→ REQUIREMENT
Restate the records below word for word.
___ RECORD SET
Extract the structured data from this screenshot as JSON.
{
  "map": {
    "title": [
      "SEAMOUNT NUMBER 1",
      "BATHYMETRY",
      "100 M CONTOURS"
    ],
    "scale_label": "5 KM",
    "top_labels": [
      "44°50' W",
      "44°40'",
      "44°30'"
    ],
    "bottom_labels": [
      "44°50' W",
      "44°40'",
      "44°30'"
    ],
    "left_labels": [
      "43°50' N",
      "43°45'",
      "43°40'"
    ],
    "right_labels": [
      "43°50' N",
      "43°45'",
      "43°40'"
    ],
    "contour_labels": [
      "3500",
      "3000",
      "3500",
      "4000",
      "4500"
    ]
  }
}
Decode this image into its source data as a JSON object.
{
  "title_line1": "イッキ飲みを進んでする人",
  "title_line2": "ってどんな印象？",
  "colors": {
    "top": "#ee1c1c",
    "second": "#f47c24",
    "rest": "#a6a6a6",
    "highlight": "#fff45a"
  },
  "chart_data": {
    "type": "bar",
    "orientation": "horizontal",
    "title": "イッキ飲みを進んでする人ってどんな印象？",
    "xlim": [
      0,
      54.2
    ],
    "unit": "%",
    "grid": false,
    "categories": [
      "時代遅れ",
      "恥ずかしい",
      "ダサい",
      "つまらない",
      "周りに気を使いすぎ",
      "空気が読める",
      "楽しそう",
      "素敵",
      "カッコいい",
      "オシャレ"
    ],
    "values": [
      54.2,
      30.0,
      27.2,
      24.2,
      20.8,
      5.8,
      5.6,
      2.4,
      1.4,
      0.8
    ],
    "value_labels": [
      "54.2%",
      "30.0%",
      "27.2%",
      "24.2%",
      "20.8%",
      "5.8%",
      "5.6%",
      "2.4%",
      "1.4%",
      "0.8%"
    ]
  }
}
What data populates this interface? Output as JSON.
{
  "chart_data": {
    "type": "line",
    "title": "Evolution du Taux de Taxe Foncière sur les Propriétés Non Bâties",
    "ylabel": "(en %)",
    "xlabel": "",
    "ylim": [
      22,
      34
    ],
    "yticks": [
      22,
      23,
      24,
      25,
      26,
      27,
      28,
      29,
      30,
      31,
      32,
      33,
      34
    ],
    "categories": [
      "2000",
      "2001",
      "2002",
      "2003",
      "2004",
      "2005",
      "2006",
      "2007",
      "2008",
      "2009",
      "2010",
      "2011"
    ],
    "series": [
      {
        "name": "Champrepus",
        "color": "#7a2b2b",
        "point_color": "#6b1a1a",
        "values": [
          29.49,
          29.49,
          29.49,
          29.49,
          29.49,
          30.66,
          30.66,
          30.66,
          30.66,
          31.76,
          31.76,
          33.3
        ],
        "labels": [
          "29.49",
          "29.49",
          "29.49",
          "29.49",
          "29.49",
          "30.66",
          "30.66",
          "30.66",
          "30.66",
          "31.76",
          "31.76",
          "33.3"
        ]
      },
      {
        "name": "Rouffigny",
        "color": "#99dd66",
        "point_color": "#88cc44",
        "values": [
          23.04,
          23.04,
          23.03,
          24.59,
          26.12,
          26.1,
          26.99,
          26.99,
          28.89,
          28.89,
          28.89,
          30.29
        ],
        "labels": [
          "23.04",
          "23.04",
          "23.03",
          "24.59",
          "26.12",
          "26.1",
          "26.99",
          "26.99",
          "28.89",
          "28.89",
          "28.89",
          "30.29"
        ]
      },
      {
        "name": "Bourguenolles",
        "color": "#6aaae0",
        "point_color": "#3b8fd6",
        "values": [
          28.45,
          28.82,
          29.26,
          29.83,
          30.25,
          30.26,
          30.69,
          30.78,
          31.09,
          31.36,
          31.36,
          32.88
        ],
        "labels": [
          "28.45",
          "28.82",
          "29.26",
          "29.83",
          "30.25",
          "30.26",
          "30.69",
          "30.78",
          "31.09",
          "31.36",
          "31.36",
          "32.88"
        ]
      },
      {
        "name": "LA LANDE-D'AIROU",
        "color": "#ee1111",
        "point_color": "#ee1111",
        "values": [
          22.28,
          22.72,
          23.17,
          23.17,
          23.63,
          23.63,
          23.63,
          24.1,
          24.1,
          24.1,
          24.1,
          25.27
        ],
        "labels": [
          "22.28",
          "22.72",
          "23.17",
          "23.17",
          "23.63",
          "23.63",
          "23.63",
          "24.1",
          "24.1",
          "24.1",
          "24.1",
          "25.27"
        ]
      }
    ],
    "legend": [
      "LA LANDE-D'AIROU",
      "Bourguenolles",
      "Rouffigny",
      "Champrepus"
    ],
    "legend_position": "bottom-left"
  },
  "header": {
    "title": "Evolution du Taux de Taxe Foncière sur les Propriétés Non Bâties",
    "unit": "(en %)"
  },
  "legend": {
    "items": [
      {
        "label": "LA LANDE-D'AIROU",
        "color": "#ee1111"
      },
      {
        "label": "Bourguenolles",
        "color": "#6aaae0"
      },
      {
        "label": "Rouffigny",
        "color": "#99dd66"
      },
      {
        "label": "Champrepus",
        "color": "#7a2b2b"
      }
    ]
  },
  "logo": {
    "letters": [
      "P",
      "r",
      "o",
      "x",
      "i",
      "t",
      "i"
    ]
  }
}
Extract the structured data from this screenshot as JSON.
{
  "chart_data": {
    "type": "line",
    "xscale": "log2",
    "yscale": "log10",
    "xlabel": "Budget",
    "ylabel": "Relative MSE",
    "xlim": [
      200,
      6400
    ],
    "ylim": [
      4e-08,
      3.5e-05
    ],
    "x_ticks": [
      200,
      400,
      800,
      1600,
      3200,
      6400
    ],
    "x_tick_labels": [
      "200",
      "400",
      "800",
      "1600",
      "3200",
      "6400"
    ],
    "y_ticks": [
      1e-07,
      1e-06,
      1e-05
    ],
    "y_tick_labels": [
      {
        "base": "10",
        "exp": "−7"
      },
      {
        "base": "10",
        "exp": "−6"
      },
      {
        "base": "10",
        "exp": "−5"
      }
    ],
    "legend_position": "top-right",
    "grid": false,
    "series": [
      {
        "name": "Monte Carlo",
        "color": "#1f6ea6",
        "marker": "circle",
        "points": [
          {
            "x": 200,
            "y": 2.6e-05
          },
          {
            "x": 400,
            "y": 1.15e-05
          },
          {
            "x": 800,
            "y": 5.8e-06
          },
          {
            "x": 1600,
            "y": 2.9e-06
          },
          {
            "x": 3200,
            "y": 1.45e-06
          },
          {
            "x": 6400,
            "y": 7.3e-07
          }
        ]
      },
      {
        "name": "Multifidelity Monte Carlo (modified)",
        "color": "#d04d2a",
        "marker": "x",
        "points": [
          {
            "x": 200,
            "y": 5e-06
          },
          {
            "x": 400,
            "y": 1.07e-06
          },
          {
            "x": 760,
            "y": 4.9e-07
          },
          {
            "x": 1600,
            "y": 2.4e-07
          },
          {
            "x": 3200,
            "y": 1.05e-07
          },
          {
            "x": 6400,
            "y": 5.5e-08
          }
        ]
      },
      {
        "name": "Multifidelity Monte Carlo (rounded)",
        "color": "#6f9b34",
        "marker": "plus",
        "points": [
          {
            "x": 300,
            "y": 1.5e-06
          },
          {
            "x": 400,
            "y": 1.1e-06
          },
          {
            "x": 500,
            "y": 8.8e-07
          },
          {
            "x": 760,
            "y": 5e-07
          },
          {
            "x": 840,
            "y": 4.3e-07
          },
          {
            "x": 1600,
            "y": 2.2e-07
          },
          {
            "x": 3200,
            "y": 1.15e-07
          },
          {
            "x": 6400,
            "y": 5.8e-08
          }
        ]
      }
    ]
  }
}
______
→ WORKED SOLUTION
Extract the structured data from this screenshot as JSON.
{
  "map": {
    "title": [
      "SEAMOUNT NUMBER 1",
      "BATHYMETRY",
      "100 M CONTOURS"
    ],
    "scale_label": "5 KM",
    "top_labels": [
      "44°50' W",
      "44°40'",
      "44°30'"
    ],
    "bottom_labels": [
      "44°50' W",
      "44°40'",
      "44°30'"
    ],
    "left_labels": [
      "43°50' N",
      "43°45'",
      "43°40'"
    ],
    "right_labels": [
      "43°50' N",
      "43°45'",
      "43°40'"
    ],
    "contour_labels": [
      "3500",
      "3000",
      "3500",
      "4000",
      "4500"
    ]
  }
}
Decode this image into its source data as a JSON object.
{
  "title_line1": "イッキ飲みを進んでする人",
  "title_line2": "ってどんな印象？",
  "colors": {
    "top": "#ee1c1c",
    "second": "#f47c24",
    "rest": "#a6a6a6",
    "highlight": "#fff45a"
  },
  "chart_data": {
    "type": "bar",
    "orientation": "horizontal",
    "title": "イッキ飲みを進んでする人ってどんな印象？",
    "xlim": [
      0,
      54.2
    ],
    "unit": "%",
    "grid": false,
    "categories": [
      "時代遅れ",
      "恥ずかしい",
      "ダサい",
      "つまらない",
      "周りに気を使いすぎ",
      "空気が読める",
      "楽しそう",
      "素敵",
      "カッコいい",
      "オシャレ"
    ],
    "values": [
      54.2,
      30.0,
      27.2,
      24.2,
      20.8,
      5.8,
      5.6,
      2.4,
      1.4,
      0.8
    ],
    "value_labels": [
      "54.2%",
      "30.0%",
      "27.2%",
      "24.2%",
      "20.8%",
      "5.8%",
      "5.6%",
      "2.4%",
      "1.4%",
      "0.8%"
    ]
  }
}
What data populates this interface? Output as JSON.
{
  "chart_data": {
    "type": "line",
    "title": "Evolution du Taux de Taxe Foncière sur les Propriétés Non Bâties",
    "ylabel": "(en %)",
    "xlabel": "",
    "ylim": [
      22,
      34
    ],
    "yticks": [
      22,
      23,
      24,
      25,
      26,
      27,
      28,
      29,
      30,
      31,
      32,
      33,
      34
    ],
    "categories": [
      "2000",
      "2001",
      "2002",
      "2003",
      "2004",
      "2005",
      "2006",
      "2007",
      "2008",
      "2009",
      "2010",
      "2011"
    ],
    "series": [
      {
        "name": "Champrepus",
        "color": "#7a2b2b",
        "point_color": "#6b1a1a",
        "values": [
          29.49,
          29.49,
          29.49,
          29.49,
          29.49,
          30.66,
          30.66,
          30.66,
          30.66,
          31.76,
          31.76,
          33.3
        ],
        "labels": [
          "29.49",
          "29.49",
          "29.49",
          "29.49",
          "29.49",
          "30.66",
          "30.66",
          "30.66",
          "30.66",
          "31.76",
          "31.76",
          "33.3"
        ]
      },
      {
        "name": "Rouffigny",
        "color": "#99dd66",
        "point_color": "#88cc44",
        "values": [
          23.04,
          23.04,
          23.03,
          24.59,
          26.12,
          26.1,
          26.99,
          26.99,
          28.89,
          28.89,
          28.89,
          30.29
        ],
        "labels": [
          "23.04",
          "23.04",
          "23.03",
          "24.59",
          "26.12",
          "26.1",
          "26.99",
          "26.99",
          "28.89",
          "28.89",
          "28.89",
          "30.29"
        ]
      },
      {
        "name": "Bourguenolles",
        "color": "#6aaae0",
        "point_color": "#3b8fd6",
        "values": [
          28.45,
          28.82,
          29.26,
          29.83,
          30.25,
          30.26,
          30.69,
          30.78,
          31.09,
          31.36,
          31.36,
          32.88
        ],
        "labels": [
          "28.45",
          "28.82",
          "29.26",
          "29.83",
          "30.25",
          "30.26",
          "30.69",
          "30.78",
          "31.09",
          "31.36",
          "31.36",
          "32.88"
        ]
      },
      {
        "name": "LA LANDE-D'AIROU",
        "color": "#ee1111",
        "point_color": "#ee1111",
        "values": [
          22.28,
          22.72,
          23.17,
          23.17,
          23.63,
          23.63,
          23.63,
          24.1,
          24.1,
          24.1,
          24.1,
          25.27
        ],
        "labels": [
          "22.28",
          "22.72",
          "23.17",
          "23.17",
          "23.63",
          "23.63",
          "23.63",
          "24.1",
          "24.1",
          "24.1",
          "24.1",
          "25.27"
        ]
      }
    ],
    "legend": [
      "LA LANDE-D'AIROU",
      "Bourguenolles",
      "Rouffigny",
      "Champrepus"
    ],
    "legend_position": "bottom-left"
  },
  "header": {
    "title": "Evolution du Taux de Taxe Foncière sur les Propriétés Non Bâties",
    "unit": "(en %)"
  },
  "legend": {
    "items": [
      {
        "label": "LA LANDE-D'AIROU",
        "color": "#ee1111"
      },
      {
        "label": "Bourguenolles",
        "color": "#6aaae0"
      },
      {
        "label": "Rouffigny",
        "color": "#99dd66"
      },
      {
        "label": "Champrepus",
        "color": "#7a2b2b"
      }
    ]
  },
  "logo": {
    "letters": [
      "P",
      "r",
      "o",
      "x",
      "i",
      "t",
      "i"
    ]
  }
}
Extract the structured data from this screenshot as JSON.
{
  "chart_data": {
    "type": "line",
    "xscale": "log2",
    "yscale": "log10",
    "xlabel": "Budget",
    "ylabel": "Relative MSE",
    "xlim": [
      200,
      6400
    ],
    "ylim": [
      4e-08,
      3.5e-05
    ],
    "x_ticks": [
      200,
      400,
      800,
      1600,
      3200,
      6400
    ],
    "x_tick_labels": [
      "200",
      "400",
      "800",
      "1600",
      "3200",
      "6400"
    ],
    "y_ticks": [
      1e-07,
      1e-06,
      1e-05
    ],
    "y_tick_labels": [
      {
        "base": "10",
        "exp": "−7"
      },
      {
        "base": "10",
        "exp": "−6"
      },
      {
        "base": "10",
        "exp": "−5"
      }
    ],
    "legend_position": "top-right",
    "grid": false,
    "series": [
      {
        "name": "Monte Carlo",
        "color": "#1f6ea6",
        "marker": "circle",
        "points": [
          {
            "x": 200,
            "y": 2.6e-05
          },
          {
            "x": 400,
            "y": 1.15e-05
          },
          {
            "x": 800,
            "y": 5.8e-06
          },
          {
            "x": 1600,
            "y": 2.9e-06
          },
          {
            "x": 3200,
            "y": 1.45e-06
          },
          {
            "x": 6400,
            "y": 7.3e-07
          }
        ]
      },
      {
        "name": "Multifidelity Monte Carlo (modified)",
        "color": "#d04d2a",
        "marker": "x",
        "points": [
          {
            "x": 200,
            "y": 5e-06
          },
          {
            "x": 400,
            "y": 1.07e-06
          },
          {
            "x": 760,
            "y": 4.9e-07
          },
          {
            "x": 1600,
            "y": 2.4e-07
          },
          {
            "x": 3200,
            "y": 1.05e-07
          },
          {
            "x": 6400,
            "y": 5.5e-08
          }
        ]
      },
      {
        "name": "Multifidelity Monte Carlo (rounded)",
        "color": "#6f9b34",
        "marker": "plus",
        "points": [
          {
            "x": 300,
            "y": 1.5e-06
          },
          {
            "x": 400,
            "y": 1.1e-06
          },
          {
            "x": 500,
            "y": 8.8e-07
          },
          {
            "x": 760,
            "y": 5e-07
          },
          {
            "x": 840,
            "y": 4.3e-07
          },
          {
            "x": 1600,
            "y": 2.2e-07
          },
          {
            "x": 3200,
            "y": 1.15e-07
          },
          {
            "x": 6400,
            "y": 5.8e-08
          }
        ]
      }
    ]
  }
}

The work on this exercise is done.